From the listing below, extract every line containing "bain".

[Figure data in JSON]
** START **
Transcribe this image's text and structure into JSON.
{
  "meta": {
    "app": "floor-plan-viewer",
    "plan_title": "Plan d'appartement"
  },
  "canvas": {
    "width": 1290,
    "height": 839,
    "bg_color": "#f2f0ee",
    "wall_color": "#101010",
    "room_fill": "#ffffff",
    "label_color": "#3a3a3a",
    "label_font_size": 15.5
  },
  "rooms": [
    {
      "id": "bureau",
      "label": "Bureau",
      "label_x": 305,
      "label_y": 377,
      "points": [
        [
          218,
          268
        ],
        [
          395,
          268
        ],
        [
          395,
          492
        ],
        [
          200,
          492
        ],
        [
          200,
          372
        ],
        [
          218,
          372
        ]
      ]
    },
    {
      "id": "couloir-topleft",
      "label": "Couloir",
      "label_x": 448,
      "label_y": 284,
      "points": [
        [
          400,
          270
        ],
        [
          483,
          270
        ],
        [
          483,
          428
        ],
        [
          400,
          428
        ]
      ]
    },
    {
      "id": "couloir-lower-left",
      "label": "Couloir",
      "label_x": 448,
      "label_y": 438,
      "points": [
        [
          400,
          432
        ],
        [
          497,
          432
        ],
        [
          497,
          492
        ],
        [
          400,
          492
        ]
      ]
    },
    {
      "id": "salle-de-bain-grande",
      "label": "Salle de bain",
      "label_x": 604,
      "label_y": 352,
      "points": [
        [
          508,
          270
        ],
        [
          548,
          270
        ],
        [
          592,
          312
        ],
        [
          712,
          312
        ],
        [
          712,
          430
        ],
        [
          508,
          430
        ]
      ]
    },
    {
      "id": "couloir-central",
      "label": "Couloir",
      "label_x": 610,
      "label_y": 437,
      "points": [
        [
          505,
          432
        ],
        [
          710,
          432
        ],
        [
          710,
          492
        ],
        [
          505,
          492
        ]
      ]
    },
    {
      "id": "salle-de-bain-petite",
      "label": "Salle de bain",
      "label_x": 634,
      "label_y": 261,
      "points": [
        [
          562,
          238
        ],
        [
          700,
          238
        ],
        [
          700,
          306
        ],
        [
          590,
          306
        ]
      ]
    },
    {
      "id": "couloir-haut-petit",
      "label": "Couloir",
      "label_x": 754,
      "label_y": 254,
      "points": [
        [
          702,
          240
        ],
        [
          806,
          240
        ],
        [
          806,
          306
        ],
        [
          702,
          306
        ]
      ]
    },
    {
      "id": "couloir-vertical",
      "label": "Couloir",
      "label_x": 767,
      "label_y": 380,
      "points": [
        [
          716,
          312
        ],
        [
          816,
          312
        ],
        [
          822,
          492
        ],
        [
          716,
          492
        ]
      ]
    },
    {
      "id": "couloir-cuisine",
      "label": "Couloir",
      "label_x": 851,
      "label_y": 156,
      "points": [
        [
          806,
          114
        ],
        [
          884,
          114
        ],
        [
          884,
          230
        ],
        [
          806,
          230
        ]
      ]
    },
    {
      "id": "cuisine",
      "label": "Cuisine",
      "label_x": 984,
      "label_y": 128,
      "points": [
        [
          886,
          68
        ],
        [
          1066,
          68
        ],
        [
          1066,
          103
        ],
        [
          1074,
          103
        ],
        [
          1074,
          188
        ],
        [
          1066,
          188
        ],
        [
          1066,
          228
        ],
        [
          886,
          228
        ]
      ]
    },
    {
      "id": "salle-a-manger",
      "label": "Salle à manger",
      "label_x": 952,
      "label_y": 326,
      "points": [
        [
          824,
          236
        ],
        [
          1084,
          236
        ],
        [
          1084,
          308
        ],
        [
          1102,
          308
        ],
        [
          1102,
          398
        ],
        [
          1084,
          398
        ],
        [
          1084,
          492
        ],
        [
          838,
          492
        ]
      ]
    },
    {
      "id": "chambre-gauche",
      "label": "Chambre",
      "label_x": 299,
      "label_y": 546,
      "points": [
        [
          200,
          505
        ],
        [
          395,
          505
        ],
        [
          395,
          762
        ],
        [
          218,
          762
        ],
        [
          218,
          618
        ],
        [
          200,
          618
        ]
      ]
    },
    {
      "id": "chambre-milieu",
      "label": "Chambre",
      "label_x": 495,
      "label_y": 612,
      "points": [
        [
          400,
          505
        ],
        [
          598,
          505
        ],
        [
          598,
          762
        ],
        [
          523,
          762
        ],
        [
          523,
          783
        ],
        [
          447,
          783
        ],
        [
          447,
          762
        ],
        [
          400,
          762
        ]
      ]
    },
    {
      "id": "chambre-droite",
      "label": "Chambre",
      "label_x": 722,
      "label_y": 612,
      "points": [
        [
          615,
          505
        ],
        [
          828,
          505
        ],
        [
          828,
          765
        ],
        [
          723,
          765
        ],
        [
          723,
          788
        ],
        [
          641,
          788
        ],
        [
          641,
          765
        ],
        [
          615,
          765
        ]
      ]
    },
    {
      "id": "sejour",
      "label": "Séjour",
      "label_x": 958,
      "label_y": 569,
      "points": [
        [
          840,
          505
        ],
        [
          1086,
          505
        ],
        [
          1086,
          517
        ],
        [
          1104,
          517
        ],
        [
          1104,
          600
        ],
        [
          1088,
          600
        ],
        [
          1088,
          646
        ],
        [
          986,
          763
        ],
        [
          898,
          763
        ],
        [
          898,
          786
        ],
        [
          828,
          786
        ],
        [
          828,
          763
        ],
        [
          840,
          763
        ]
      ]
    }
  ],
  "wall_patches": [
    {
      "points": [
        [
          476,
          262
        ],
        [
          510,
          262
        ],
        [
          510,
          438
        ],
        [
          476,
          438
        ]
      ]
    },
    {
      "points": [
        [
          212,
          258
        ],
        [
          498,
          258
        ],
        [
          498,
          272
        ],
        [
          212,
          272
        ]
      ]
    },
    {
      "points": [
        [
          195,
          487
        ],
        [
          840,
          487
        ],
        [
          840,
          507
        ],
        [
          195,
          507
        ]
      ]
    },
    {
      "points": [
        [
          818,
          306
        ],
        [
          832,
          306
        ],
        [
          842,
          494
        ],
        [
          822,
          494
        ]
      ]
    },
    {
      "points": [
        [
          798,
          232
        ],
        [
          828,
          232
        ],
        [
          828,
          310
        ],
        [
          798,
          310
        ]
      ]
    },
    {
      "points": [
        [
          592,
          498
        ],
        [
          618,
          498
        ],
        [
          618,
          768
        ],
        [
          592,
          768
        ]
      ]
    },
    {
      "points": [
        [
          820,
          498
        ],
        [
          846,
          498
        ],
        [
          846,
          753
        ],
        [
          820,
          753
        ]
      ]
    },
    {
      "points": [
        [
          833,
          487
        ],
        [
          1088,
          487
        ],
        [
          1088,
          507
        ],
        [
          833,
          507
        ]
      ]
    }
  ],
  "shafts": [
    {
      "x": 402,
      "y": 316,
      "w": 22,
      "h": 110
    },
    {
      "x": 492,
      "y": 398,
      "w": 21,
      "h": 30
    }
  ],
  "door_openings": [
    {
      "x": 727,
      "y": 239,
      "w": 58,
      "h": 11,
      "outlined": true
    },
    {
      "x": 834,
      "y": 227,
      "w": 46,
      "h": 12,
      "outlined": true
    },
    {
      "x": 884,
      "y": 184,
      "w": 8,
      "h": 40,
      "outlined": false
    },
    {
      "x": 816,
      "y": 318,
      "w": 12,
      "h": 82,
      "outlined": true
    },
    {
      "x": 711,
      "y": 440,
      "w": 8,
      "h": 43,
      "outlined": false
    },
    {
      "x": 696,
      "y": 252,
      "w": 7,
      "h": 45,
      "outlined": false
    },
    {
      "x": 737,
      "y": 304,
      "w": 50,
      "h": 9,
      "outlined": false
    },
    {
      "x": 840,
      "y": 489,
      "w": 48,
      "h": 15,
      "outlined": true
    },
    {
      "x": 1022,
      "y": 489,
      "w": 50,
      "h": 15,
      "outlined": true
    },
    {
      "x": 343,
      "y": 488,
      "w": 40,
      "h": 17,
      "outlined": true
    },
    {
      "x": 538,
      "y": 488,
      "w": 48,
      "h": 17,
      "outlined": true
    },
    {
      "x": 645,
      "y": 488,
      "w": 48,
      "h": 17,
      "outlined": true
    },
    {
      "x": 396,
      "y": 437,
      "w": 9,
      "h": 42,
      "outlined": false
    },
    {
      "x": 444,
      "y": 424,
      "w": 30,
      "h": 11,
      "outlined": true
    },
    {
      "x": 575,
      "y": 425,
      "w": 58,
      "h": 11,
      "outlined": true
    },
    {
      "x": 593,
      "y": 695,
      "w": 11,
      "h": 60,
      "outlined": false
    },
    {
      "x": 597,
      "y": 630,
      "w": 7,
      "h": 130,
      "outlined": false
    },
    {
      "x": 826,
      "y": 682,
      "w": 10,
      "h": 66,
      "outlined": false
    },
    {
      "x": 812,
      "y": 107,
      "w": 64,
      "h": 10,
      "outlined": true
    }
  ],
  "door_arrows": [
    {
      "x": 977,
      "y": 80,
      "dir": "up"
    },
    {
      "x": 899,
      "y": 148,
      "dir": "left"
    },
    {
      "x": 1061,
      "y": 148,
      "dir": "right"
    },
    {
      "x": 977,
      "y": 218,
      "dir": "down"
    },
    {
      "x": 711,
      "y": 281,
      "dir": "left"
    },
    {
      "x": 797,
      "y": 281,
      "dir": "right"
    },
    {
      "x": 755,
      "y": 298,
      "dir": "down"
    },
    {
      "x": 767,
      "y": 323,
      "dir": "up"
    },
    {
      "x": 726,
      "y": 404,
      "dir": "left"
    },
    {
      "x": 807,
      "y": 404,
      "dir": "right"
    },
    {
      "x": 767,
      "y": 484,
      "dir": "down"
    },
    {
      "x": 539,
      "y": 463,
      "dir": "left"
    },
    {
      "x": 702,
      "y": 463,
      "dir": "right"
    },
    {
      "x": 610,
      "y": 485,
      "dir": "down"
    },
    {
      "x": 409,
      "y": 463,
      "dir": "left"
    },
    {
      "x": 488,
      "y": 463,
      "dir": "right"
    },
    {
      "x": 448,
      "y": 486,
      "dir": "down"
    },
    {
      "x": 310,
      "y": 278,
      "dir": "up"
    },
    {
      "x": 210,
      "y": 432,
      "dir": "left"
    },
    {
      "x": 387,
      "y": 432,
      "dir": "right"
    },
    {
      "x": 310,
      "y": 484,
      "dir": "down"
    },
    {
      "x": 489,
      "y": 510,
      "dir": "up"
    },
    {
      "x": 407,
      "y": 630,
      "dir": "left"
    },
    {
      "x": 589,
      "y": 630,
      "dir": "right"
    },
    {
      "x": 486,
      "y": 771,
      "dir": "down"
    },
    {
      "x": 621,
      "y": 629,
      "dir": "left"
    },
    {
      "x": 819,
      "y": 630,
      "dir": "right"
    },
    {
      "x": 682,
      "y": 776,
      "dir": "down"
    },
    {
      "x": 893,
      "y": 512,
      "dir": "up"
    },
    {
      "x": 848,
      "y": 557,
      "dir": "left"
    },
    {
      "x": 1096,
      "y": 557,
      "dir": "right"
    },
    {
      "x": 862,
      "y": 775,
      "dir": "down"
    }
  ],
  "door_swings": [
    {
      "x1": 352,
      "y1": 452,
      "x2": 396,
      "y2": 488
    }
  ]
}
** END **
**SOLUTION TO THIS TASK:**
      "id": "salle-de-bain-grande",
      "label": "Salle de bain",
      "id": "salle-de-bain-petite",
      "label": "Salle de bain",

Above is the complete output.